DESCRIPTION OF THE TASK >> Extract every line below that contains the word "false".

THE INPUT >>
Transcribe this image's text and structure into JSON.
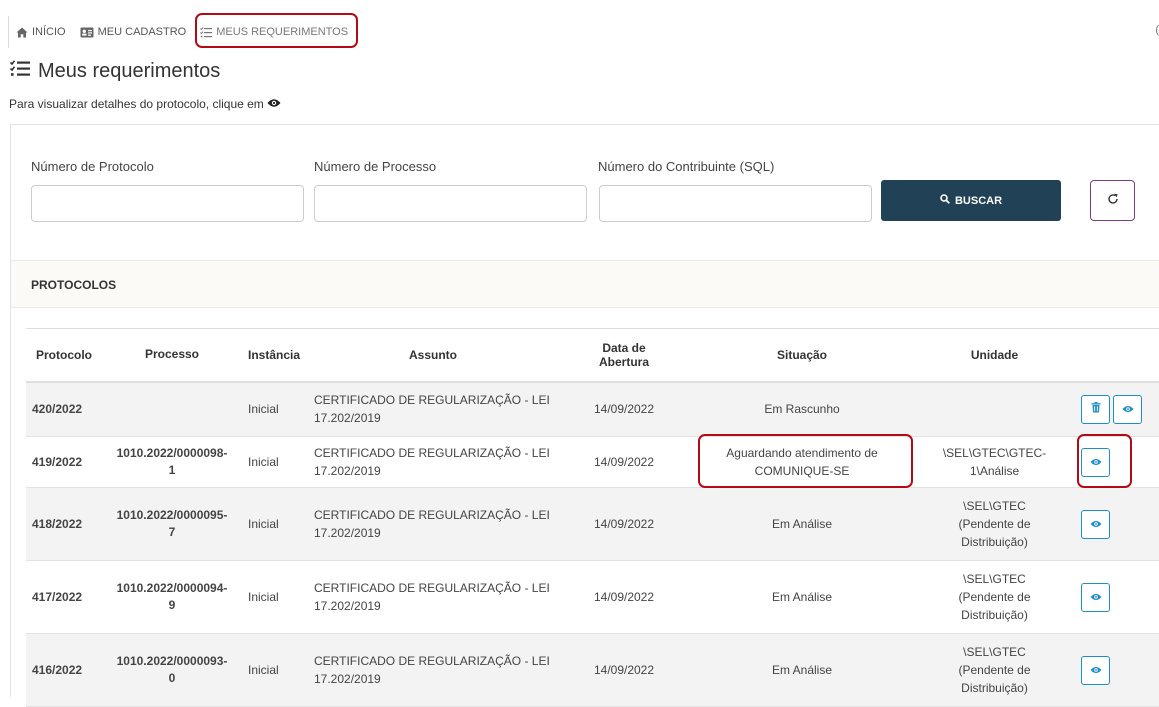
{
  "nav": {
    "items": [
      {
        "label": "INÍCIO",
        "icon": "home-icon"
      },
      {
        "label": "MEU CADASTRO",
        "icon": "id-card-icon"
      },
      {
        "label": "MEUS REQUERIMENTOS",
        "icon": "list-check-icon"
      }
    ],
    "overflow_text": "("
  },
  "page": {
    "title": "Meus requerimentos",
    "hint": "Para visualizar detalhes do protocolo, clique em"
  },
  "filters": {
    "protocolo_label": "Número de Protocolo",
    "processo_label": "Número de Processo",
    "contribuinte_label": "Número do Contribuinte (SQL)",
    "protocolo_value": "",
    "processo_value": "",
    "contribuinte_value": "",
    "buscar_label": "BUSCAR"
  },
  "section": {
    "title": "PROTOCOLOS"
  },
  "table": {
    "headers": {
      "protocolo": "Protocolo",
      "processo": "Processo",
      "instancia": "Instância",
      "assunto": "Assunto",
      "data_l1": "Data de",
      "data_l2": "Abertura",
      "situacao": "Situação",
      "unidade": "Unidade"
    },
    "rows": [
      {
        "protocolo": "420/2022",
        "processo_l1": "",
        "processo_l2": "",
        "instancia": "Inicial",
        "assunto_l1": "CERTIFICADO DE REGULARIZAÇÃO - LEI",
        "assunto_l2": "17.202/2019",
        "data": "14/09/2022",
        "situacao_l1": "Em Rascunho",
        "situacao_l2": "",
        "unidade_l1": "",
        "unidade_l2": "",
        "unidade_l3": ""
      },
      {
        "protocolo": "419/2022",
        "processo_l1": "1010.2022/0000098-",
        "processo_l2": "1",
        "instancia": "Inicial",
        "assunto_l1": "CERTIFICADO DE REGULARIZAÇÃO - LEI",
        "assunto_l2": "17.202/2019",
        "data": "14/09/2022",
        "situacao_l1": "Aguardando atendimento de",
        "situacao_l2": "COMUNIQUE-SE",
        "unidade_l1": "\\SEL\\GTEC\\GTEC-",
        "unidade_l2": "1\\Análise",
        "unidade_l3": ""
      },
      {
        "protocolo": "418/2022",
        "processo_l1": "1010.2022/0000095-",
        "processo_l2": "7",
        "instancia": "Inicial",
        "assunto_l1": "CERTIFICADO DE REGULARIZAÇÃO - LEI",
        "assunto_l2": "17.202/2019",
        "data": "14/09/2022",
        "situacao_l1": "Em Análise",
        "situacao_l2": "",
        "unidade_l1": "\\SEL\\GTEC",
        "unidade_l2": "(Pendente de",
        "unidade_l3": "Distribuição)"
      },
      {
        "protocolo": "417/2022",
        "processo_l1": "1010.2022/0000094-",
        "processo_l2": "9",
        "instancia": "Inicial",
        "assunto_l1": "CERTIFICADO DE REGULARIZAÇÃO - LEI",
        "assunto_l2": "17.202/2019",
        "data": "14/09/2022",
        "situacao_l1": "Em Análise",
        "situacao_l2": "",
        "unidade_l1": "\\SEL\\GTEC",
        "unidade_l2": "(Pendente de",
        "unidade_l3": "Distribuição)"
      },
      {
        "protocolo": "416/2022",
        "processo_l1": "1010.2022/0000093-",
        "processo_l2": "0",
        "instancia": "Inicial",
        "assunto_l1": "CERTIFICADO DE REGULARIZAÇÃO - LEI",
        "assunto_l2": "17.202/2019",
        "data": "14/09/2022",
        "situacao_l1": "Em Análise",
        "situacao_l2": "",
        "unidade_l1": "\\SEL\\GTEC",
        "unidade_l2": "(Pendente de",
        "unidade_l3": "Distribuição)"
      }
    ]
  },
  "colors": {
    "primary_button": "#214256",
    "action_border": "#1e8ec7",
    "highlight": "#b30b16",
    "refresh_border": "#7a3d84"
  }
}
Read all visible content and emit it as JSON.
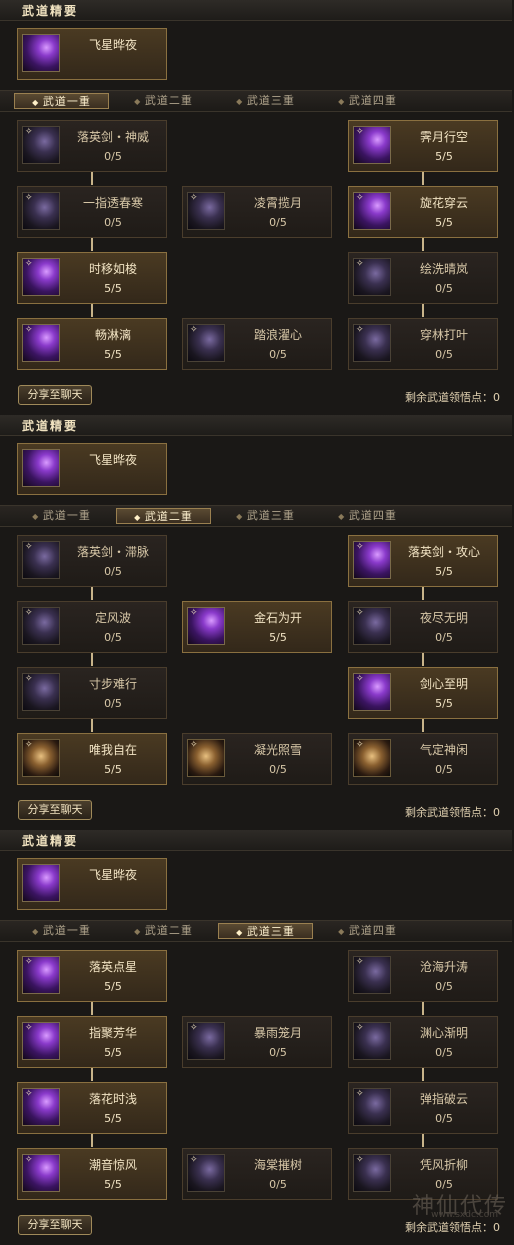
{
  "panels": [
    {
      "section_title": "武道精要",
      "featured": {
        "name": "飞星晔夜"
      },
      "tabs": [
        "武道一重",
        "武道二重",
        "武道三重",
        "武道四重"
      ],
      "active_tab": 0,
      "share_label": "分享至聊天",
      "remaining": "剩余武道领悟点：0",
      "skills": [
        {
          "name": "落英剑・神威",
          "level": "0/5",
          "state": "dim",
          "icon": "dark",
          "col": 0,
          "row": 0
        },
        {
          "name": "霁月行空",
          "level": "5/5",
          "state": "lit",
          "icon": "purple",
          "col": 2,
          "row": 0
        },
        {
          "name": "一指透春寒",
          "level": "0/5",
          "state": "dim",
          "icon": "dark",
          "col": 0,
          "row": 1
        },
        {
          "name": "凌霄揽月",
          "level": "0/5",
          "state": "dim",
          "icon": "dark",
          "col": 1,
          "row": 1
        },
        {
          "name": "旋花穿云",
          "level": "5/5",
          "state": "lit",
          "icon": "purple",
          "col": 2,
          "row": 1
        },
        {
          "name": "时移如梭",
          "level": "5/5",
          "state": "lit",
          "icon": "purple",
          "col": 0,
          "row": 2
        },
        {
          "name": "绘洗晴岚",
          "level": "0/5",
          "state": "dim",
          "icon": "dark",
          "col": 2,
          "row": 2
        },
        {
          "name": "畅淋漓",
          "level": "5/5",
          "state": "lit",
          "icon": "purple",
          "col": 0,
          "row": 3
        },
        {
          "name": "踏浪濯心",
          "level": "0/5",
          "state": "dim",
          "icon": "dark",
          "col": 1,
          "row": 3
        },
        {
          "name": "穿林打叶",
          "level": "0/5",
          "state": "dim",
          "icon": "dark",
          "col": 2,
          "row": 3
        }
      ]
    },
    {
      "section_title": "武道精要",
      "featured": {
        "name": "飞星晔夜"
      },
      "tabs": [
        "武道一重",
        "武道二重",
        "武道三重",
        "武道四重"
      ],
      "active_tab": 1,
      "share_label": "分享至聊天",
      "remaining": "剩余武道领悟点：0",
      "skills": [
        {
          "name": "落英剑・滞脉",
          "level": "0/5",
          "state": "dim",
          "icon": "dark",
          "col": 0,
          "row": 0
        },
        {
          "name": "落英剑・攻心",
          "level": "5/5",
          "state": "lit",
          "icon": "purple",
          "col": 2,
          "row": 0
        },
        {
          "name": "定风波",
          "level": "0/5",
          "state": "dim",
          "icon": "dark",
          "col": 0,
          "row": 1
        },
        {
          "name": "金石为开",
          "level": "5/5",
          "state": "lit",
          "icon": "purple",
          "col": 1,
          "row": 1
        },
        {
          "name": "夜尽无明",
          "level": "0/5",
          "state": "dim",
          "icon": "dark",
          "col": 2,
          "row": 1
        },
        {
          "name": "寸步难行",
          "level": "0/5",
          "state": "dim",
          "icon": "dark",
          "col": 0,
          "row": 2
        },
        {
          "name": "剑心至明",
          "level": "5/5",
          "state": "lit",
          "icon": "purple",
          "col": 2,
          "row": 2
        },
        {
          "name": "唯我自在",
          "level": "5/5",
          "state": "lit",
          "icon": "gold",
          "col": 0,
          "row": 3
        },
        {
          "name": "凝光照雪",
          "level": "0/5",
          "state": "dim",
          "icon": "gold",
          "col": 1,
          "row": 3
        },
        {
          "name": "气定神闲",
          "level": "0/5",
          "state": "dim",
          "icon": "gold",
          "col": 2,
          "row": 3
        }
      ]
    },
    {
      "section_title": "武道精要",
      "featured": {
        "name": "飞星晔夜"
      },
      "tabs": [
        "武道一重",
        "武道二重",
        "武道三重",
        "武道四重"
      ],
      "active_tab": 2,
      "share_label": "分享至聊天",
      "remaining": "剩余武道领悟点：0",
      "skills": [
        {
          "name": "落英点星",
          "level": "5/5",
          "state": "lit",
          "icon": "purple",
          "col": 0,
          "row": 0
        },
        {
          "name": "沧海升涛",
          "level": "0/5",
          "state": "dim",
          "icon": "dark",
          "col": 2,
          "row": 0
        },
        {
          "name": "指聚芳华",
          "level": "5/5",
          "state": "lit",
          "icon": "purple",
          "col": 0,
          "row": 1
        },
        {
          "name": "暴雨笼月",
          "level": "0/5",
          "state": "dim",
          "icon": "dark",
          "col": 1,
          "row": 1
        },
        {
          "name": "渊心渐明",
          "level": "0/5",
          "state": "dim",
          "icon": "dark",
          "col": 2,
          "row": 1
        },
        {
          "name": "落花时浅",
          "level": "5/5",
          "state": "lit",
          "icon": "purple",
          "col": 0,
          "row": 2
        },
        {
          "name": "弹指破云",
          "level": "0/5",
          "state": "dim",
          "icon": "dark",
          "col": 2,
          "row": 2
        },
        {
          "name": "潮音惊风",
          "level": "5/5",
          "state": "lit",
          "icon": "purple",
          "col": 0,
          "row": 3
        },
        {
          "name": "海棠摧树",
          "level": "0/5",
          "state": "dim",
          "icon": "dark",
          "col": 1,
          "row": 3
        },
        {
          "name": "凭风折柳",
          "level": "0/5",
          "state": "dim",
          "icon": "dark",
          "col": 2,
          "row": 3
        }
      ]
    }
  ],
  "watermark": {
    "text": "神仙代传",
    "url": "www.sxdc.com"
  }
}
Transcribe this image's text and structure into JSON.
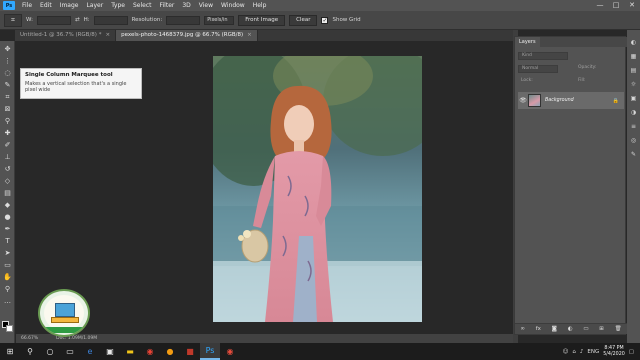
{
  "menubar": {
    "logo_text": "Ps",
    "items": [
      "File",
      "Edit",
      "Image",
      "Layer",
      "Type",
      "Select",
      "Filter",
      "3D",
      "View",
      "Window",
      "Help"
    ],
    "controls": [
      "—",
      "□",
      "✕"
    ]
  },
  "options": {
    "width_label": "W:",
    "height_label": "H:",
    "resolution_label": "Resolution:",
    "resolution_unit": "Pixels/in",
    "front_image": "Front Image",
    "clear": "Clear",
    "show_grid": "Show Grid"
  },
  "tabs": [
    {
      "label": "Untitled-1 @ 36.7% (RGB/8) *",
      "active": false
    },
    {
      "label": "pexels-photo-1468379.jpg @ 66.7% (RGB/8)",
      "active": true
    }
  ],
  "tooltip": {
    "title": "Single Column Marquee tool",
    "description": "Makes a vertical selection that's a single pixel wide"
  },
  "status": {
    "zoom": "66.67%",
    "doc": "Doc: 1.09M/1.09M"
  },
  "layers": {
    "tab_label": "Layers",
    "kind_placeholder": "Kind",
    "blend_mode": "Normal",
    "opacity_label": "Opacity:",
    "lock_label": "Lock:",
    "fill_label": "Fill:",
    "layer_name": "Background"
  },
  "taskbar": {
    "time": "8:47 PM",
    "date": "5/4/2020",
    "lang": "ENG"
  },
  "colors": {
    "accent": "#31a8ff",
    "panel": "#535353",
    "canvas_bg": "#282828"
  }
}
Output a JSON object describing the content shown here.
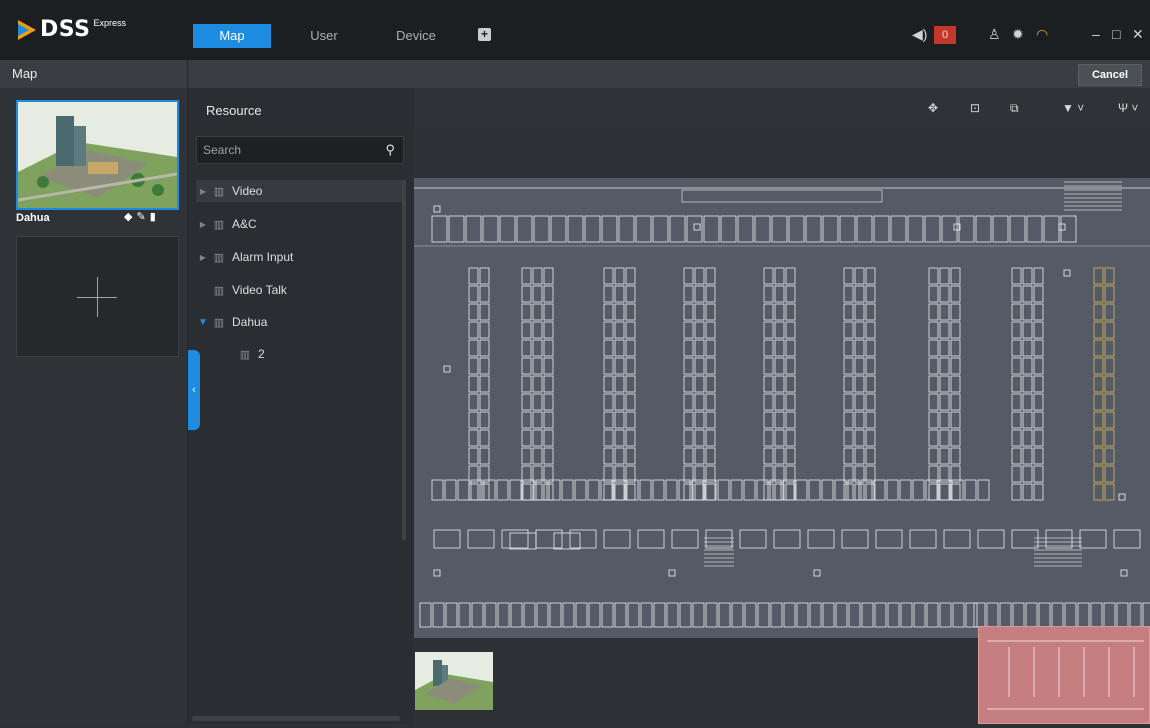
{
  "app": {
    "brand": "DSS",
    "brand_sup": "Express",
    "tabs": [
      {
        "label": "Map",
        "active": true
      },
      {
        "label": "User",
        "active": false
      },
      {
        "label": "Device",
        "active": false
      }
    ],
    "alarm_count": "0",
    "accent_color": "#1d8ce0"
  },
  "subbar": {
    "title": "Map",
    "cancel_label": "Cancel"
  },
  "maps": [
    {
      "name": "Dahua",
      "selected": true
    }
  ],
  "resource": {
    "title": "Resource",
    "search_placeholder": "Search",
    "tree": [
      {
        "label": "Video",
        "expandable": true
      },
      {
        "label": "A&C",
        "expandable": true
      },
      {
        "label": "Alarm Input",
        "expandable": true
      },
      {
        "label": "Video Talk",
        "expandable": false
      },
      {
        "label": "Dahua",
        "expandable": true,
        "expanded": true
      },
      {
        "label": "2",
        "expandable": false,
        "child": true
      }
    ]
  },
  "toolbar_icons": [
    "move-icon",
    "rect-select-icon",
    "crop-icon",
    "filter-icon",
    "antenna-icon"
  ]
}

ANSWER BELOW >>
      "active": false
        "active": false
        "active": false
        "expandable": false
        "expandable": false,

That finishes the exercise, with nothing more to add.